*WHAT YOU HAVE TO DO*
Take every line from the listing below that includes "about" and copy it.

*INPUT FOR THIS TASK*
## Start
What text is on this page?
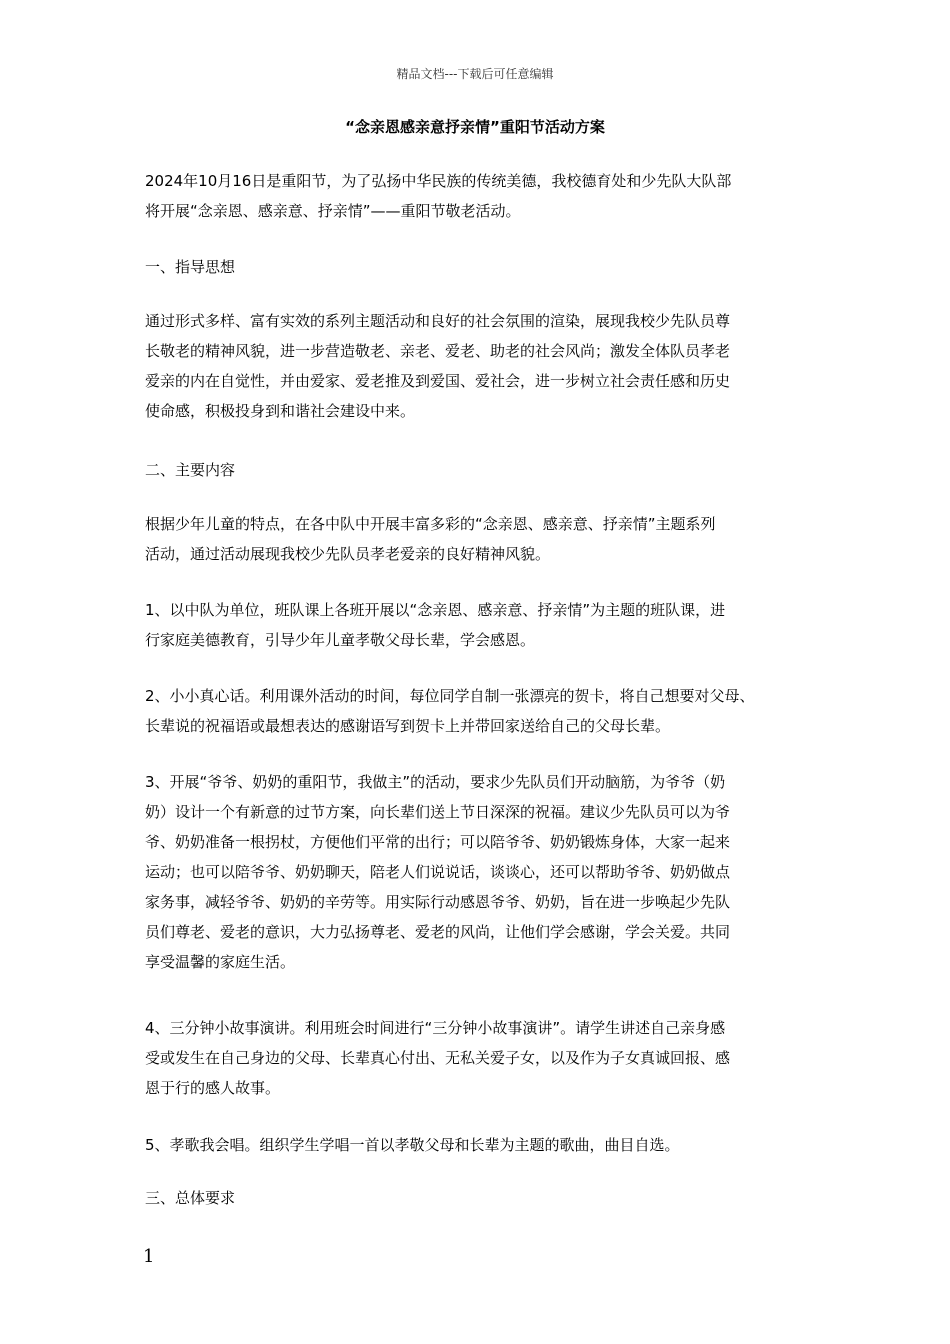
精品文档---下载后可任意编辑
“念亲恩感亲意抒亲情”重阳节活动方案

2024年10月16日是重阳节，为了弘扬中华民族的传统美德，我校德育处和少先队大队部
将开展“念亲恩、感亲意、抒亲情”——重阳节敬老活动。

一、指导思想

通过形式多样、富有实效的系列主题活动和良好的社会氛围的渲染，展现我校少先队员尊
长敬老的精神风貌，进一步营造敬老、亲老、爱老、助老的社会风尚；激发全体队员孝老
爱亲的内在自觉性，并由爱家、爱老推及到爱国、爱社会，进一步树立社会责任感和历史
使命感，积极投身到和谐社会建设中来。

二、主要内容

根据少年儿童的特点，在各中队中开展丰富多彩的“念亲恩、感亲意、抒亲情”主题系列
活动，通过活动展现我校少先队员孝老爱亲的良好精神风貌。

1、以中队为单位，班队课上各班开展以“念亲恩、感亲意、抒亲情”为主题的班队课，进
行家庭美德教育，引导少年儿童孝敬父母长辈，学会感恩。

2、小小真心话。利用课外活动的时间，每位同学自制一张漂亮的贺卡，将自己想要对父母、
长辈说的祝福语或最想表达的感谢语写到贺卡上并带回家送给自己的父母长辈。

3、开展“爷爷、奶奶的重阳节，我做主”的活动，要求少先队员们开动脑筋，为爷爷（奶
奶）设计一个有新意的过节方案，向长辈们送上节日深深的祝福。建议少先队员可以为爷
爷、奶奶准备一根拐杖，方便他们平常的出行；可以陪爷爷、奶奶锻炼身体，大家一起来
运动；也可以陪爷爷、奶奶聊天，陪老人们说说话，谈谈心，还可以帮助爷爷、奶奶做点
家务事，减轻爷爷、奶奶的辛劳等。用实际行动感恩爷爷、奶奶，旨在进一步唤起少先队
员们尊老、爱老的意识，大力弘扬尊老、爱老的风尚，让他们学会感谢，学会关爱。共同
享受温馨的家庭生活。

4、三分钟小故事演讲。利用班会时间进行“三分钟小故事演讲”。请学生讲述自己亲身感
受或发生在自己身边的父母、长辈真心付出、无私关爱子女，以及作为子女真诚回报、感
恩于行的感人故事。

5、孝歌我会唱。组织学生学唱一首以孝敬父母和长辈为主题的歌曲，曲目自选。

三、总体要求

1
## End
## Start
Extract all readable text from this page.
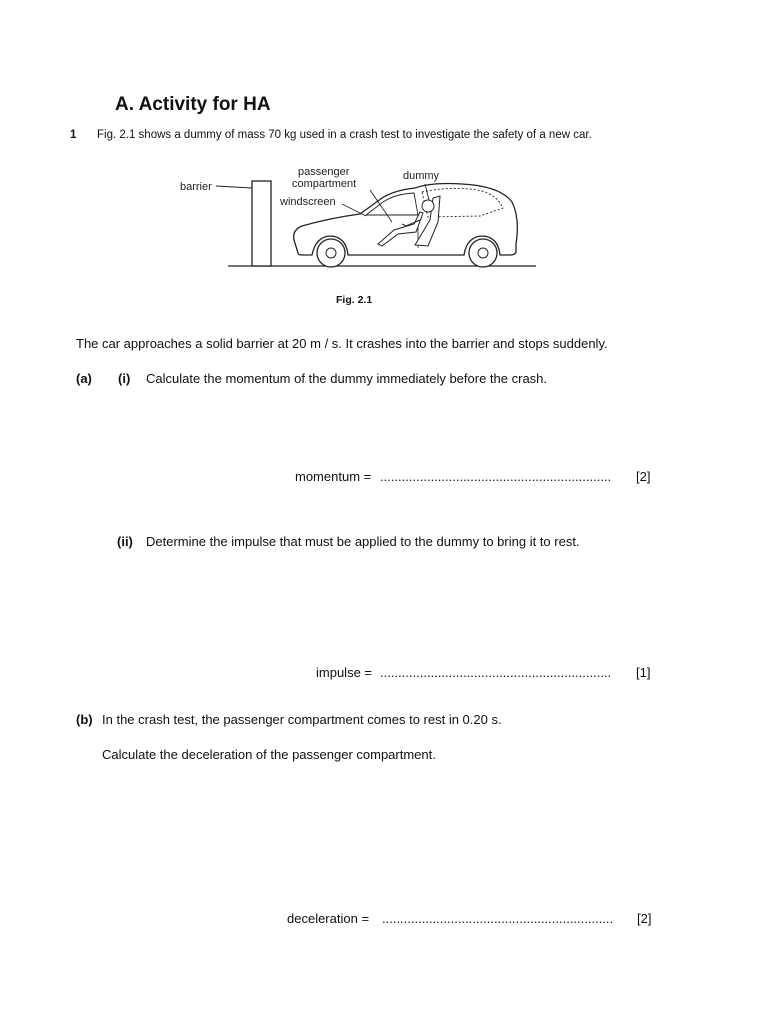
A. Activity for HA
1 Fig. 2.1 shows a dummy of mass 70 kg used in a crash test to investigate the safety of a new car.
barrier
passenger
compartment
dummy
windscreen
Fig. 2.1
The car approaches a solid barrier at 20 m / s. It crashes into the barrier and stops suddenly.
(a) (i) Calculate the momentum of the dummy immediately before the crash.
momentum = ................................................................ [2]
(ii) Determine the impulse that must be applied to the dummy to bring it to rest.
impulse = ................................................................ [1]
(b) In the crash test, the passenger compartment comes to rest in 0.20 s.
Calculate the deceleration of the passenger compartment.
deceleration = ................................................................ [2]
## End
## Start
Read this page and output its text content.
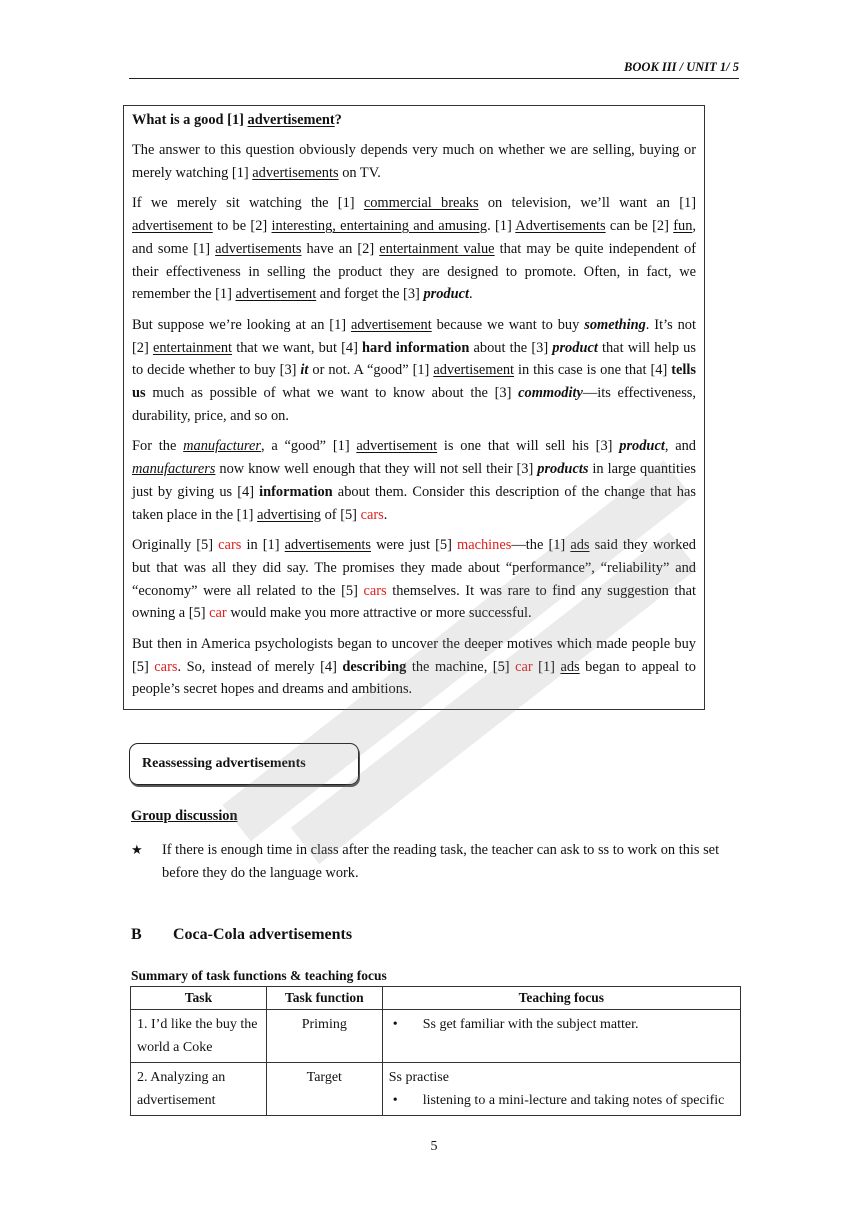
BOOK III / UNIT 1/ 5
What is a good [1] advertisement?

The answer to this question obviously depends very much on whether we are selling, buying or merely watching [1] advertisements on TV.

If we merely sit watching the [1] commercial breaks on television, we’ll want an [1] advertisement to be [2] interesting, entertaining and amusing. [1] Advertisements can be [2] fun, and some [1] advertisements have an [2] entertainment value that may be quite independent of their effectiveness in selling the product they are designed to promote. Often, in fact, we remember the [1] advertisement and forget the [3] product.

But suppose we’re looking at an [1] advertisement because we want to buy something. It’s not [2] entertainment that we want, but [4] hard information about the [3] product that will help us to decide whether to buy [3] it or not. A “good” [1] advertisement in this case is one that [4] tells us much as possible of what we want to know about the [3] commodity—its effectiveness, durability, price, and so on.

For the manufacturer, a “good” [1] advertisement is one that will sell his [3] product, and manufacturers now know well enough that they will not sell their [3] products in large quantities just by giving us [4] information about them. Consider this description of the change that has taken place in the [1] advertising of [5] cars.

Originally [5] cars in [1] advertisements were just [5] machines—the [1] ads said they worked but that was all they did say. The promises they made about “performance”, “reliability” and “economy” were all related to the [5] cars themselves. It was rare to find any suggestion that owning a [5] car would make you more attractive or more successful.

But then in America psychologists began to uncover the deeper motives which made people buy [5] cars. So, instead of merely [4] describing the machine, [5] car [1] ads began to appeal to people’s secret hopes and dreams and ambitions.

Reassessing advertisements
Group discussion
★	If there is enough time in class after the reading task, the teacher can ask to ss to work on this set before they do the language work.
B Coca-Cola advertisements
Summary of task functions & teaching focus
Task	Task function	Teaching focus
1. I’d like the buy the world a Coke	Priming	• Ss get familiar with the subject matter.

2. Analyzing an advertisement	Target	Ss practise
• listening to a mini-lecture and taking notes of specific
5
## End
*CORRECT RESPONSE*
But suppose we’re looking at an [1] advertisement because we want to buy something. It’s not [2] entertainment that we want, but [4] hard information about the [3] product that will help us to decide whether to buy [3] it or not. A “good” [1] advertisement in this case is one that [4] tells us much as possible of what we want to know about the [3] commodity—its effectiveness, durability, price, and so on.
For the manufacturer, a “good” [1] advertisement is one that will sell his [3] product, and manufacturers now know well enough that they will not sell their [3] products in large quantities just by giving us [4] information about them. Consider this description of the change that has taken place in the [1] advertising of [5] cars.
Originally [5] cars in [1] advertisements were just [5] machines—the [1] ads said they worked but that was all they did say. The promises they made about “performance”, “reliability” and “economy” were all related to the [5] cars themselves. It was rare to find any suggestion that owning a [5] car would make you more attractive or more successful.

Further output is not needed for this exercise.